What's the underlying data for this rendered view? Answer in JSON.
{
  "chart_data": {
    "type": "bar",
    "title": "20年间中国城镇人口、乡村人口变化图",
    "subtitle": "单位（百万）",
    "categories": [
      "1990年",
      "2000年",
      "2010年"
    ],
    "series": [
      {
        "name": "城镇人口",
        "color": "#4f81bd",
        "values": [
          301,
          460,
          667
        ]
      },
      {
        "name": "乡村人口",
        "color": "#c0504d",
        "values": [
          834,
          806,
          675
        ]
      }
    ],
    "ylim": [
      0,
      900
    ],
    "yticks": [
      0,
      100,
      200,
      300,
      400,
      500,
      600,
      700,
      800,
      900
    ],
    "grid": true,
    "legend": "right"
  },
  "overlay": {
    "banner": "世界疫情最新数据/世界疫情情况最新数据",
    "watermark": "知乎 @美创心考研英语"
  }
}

*-*-*

Goal: Please repeat all the records above exactly as they appear.

Solution:
What's the underlying data for this rendered view? Answer in JSON.
{
  "chart_data": {
    "type": "bar",
    "title": "20年间中国城镇人口、乡村人口变化图",
    "subtitle": "单位（百万）",
    "categories": [
      "1990年",
      "2000年",
      "2010年"
    ],
    "series": [
      {
        "name": "城镇人口",
        "color": "#4f81bd",
        "values": [
          301,
          460,
          667
        ]
      },
      {
        "name": "乡村人口",
        "color": "#c0504d",
        "values": [
          834,
          806,
          675
        ]
      }
    ],
    "ylim": [
      0,
      900
    ],
    "yticks": [
      0,
      100,
      200,
      300,
      400,
      500,
      600,
      700,
      800,
      900
    ],
    "grid": true,
    "legend": "right"
  },
  "overlay": {
    "banner": "世界疫情最新数据/世界疫情情况最新数据",
    "watermark": "知乎 @美创心考研英语"
  }
}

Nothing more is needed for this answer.